## start Provided records

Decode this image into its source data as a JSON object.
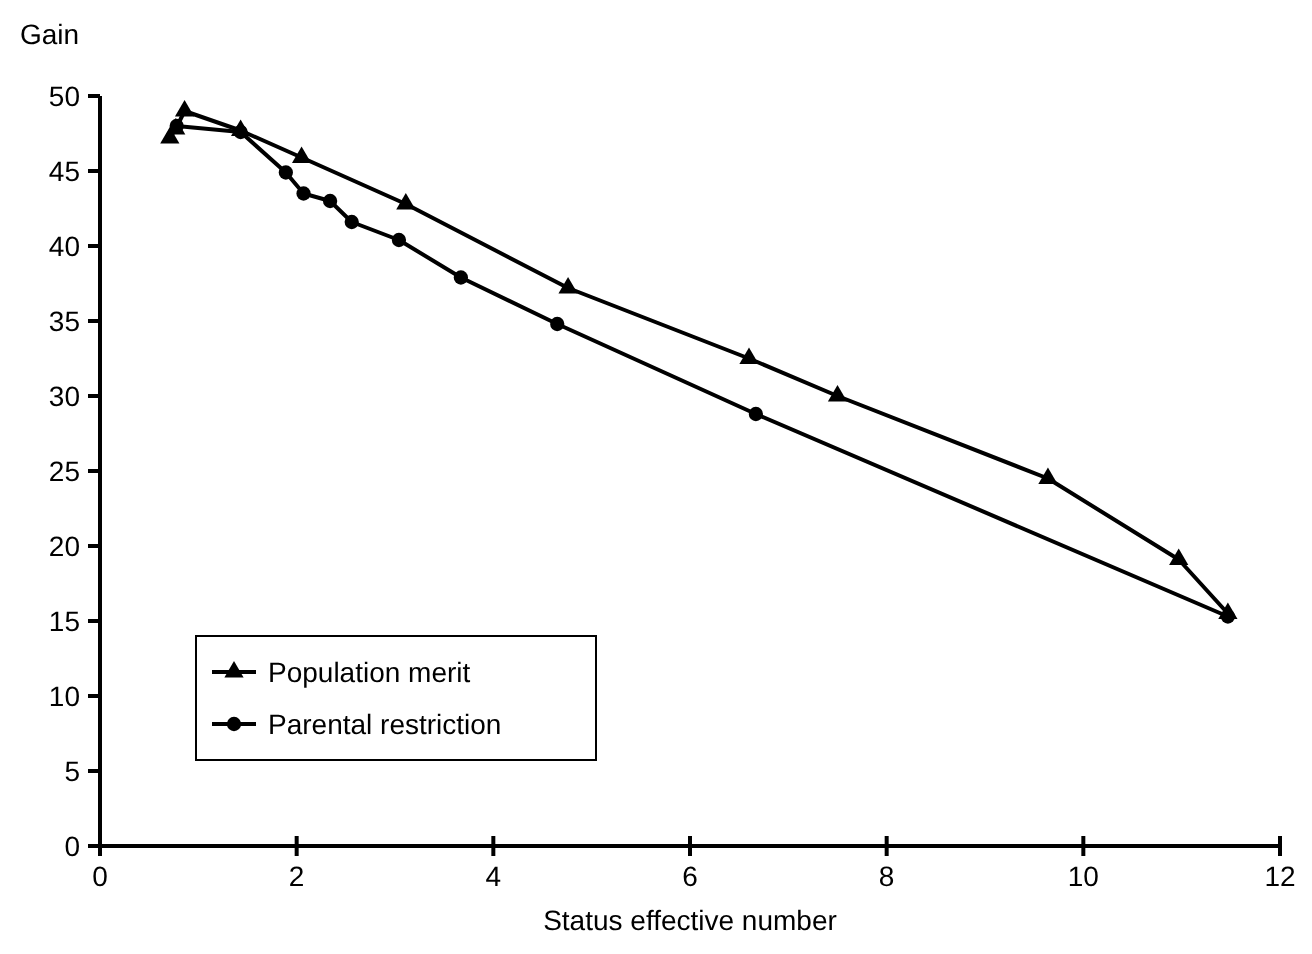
{
  "chart_data": {
    "type": "line",
    "xlabel": "Status effective number",
    "ylabel": "Gain",
    "xlim": [
      0,
      12
    ],
    "ylim": [
      0,
      50
    ],
    "xticks": [
      0,
      2,
      4,
      6,
      8,
      10,
      12
    ],
    "yticks": [
      0,
      5,
      10,
      15,
      20,
      25,
      30,
      35,
      40,
      45,
      50
    ],
    "grid": false,
    "legend": "bottom left",
    "line_style": "solid",
    "series": [
      {
        "name": "Population merit",
        "color": "#000000",
        "marker": "triangle",
        "x": [
          0.71,
          0.77,
          0.86,
          1.43,
          2.05,
          3.11,
          4.76,
          6.6,
          7.5,
          9.64,
          10.97,
          11.47
        ],
        "values": [
          47.2,
          47.8,
          49.0,
          47.7,
          45.9,
          42.8,
          37.2,
          32.5,
          30.0,
          24.5,
          19.1,
          15.5
        ]
      },
      {
        "name": "Parental restriction",
        "color": "#000000",
        "marker": "circle",
        "x": [
          0.78,
          1.43,
          1.89,
          2.07,
          2.34,
          2.56,
          3.04,
          3.67,
          4.65,
          6.67,
          11.47
        ],
        "values": [
          48.0,
          47.6,
          44.9,
          43.5,
          43.0,
          41.6,
          40.4,
          37.9,
          34.8,
          28.8,
          15.3
        ]
      }
    ]
  }
}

## end Provided records

To be done: Quote every entry exactly, with the pictures omitted.

Finished task:
Decode this image into its source data as a JSON object.
{
  "chart_data": {
    "type": "line",
    "xlabel": "Status effective number",
    "ylabel": "Gain",
    "xlim": [
      0,
      12
    ],
    "ylim": [
      0,
      50
    ],
    "xticks": [
      0,
      2,
      4,
      6,
      8,
      10,
      12
    ],
    "yticks": [
      0,
      5,
      10,
      15,
      20,
      25,
      30,
      35,
      40,
      45,
      50
    ],
    "grid": false,
    "legend": "bottom left",
    "line_style": "solid",
    "series": [
      {
        "name": "Population merit",
        "color": "#000000",
        "marker": "triangle",
        "x": [
          0.71,
          0.77,
          0.86,
          1.43,
          2.05,
          3.11,
          4.76,
          6.6,
          7.5,
          9.64,
          10.97,
          11.47
        ],
        "values": [
          47.2,
          47.8,
          49.0,
          47.7,
          45.9,
          42.8,
          37.2,
          32.5,
          30.0,
          24.5,
          19.1,
          15.5
        ]
      },
      {
        "name": "Parental restriction",
        "color": "#000000",
        "marker": "circle",
        "x": [
          0.78,
          1.43,
          1.89,
          2.07,
          2.34,
          2.56,
          3.04,
          3.67,
          4.65,
          6.67,
          11.47
        ],
        "values": [
          48.0,
          47.6,
          44.9,
          43.5,
          43.0,
          41.6,
          40.4,
          37.9,
          34.8,
          28.8,
          15.3
        ]
      }
    ]
  }
}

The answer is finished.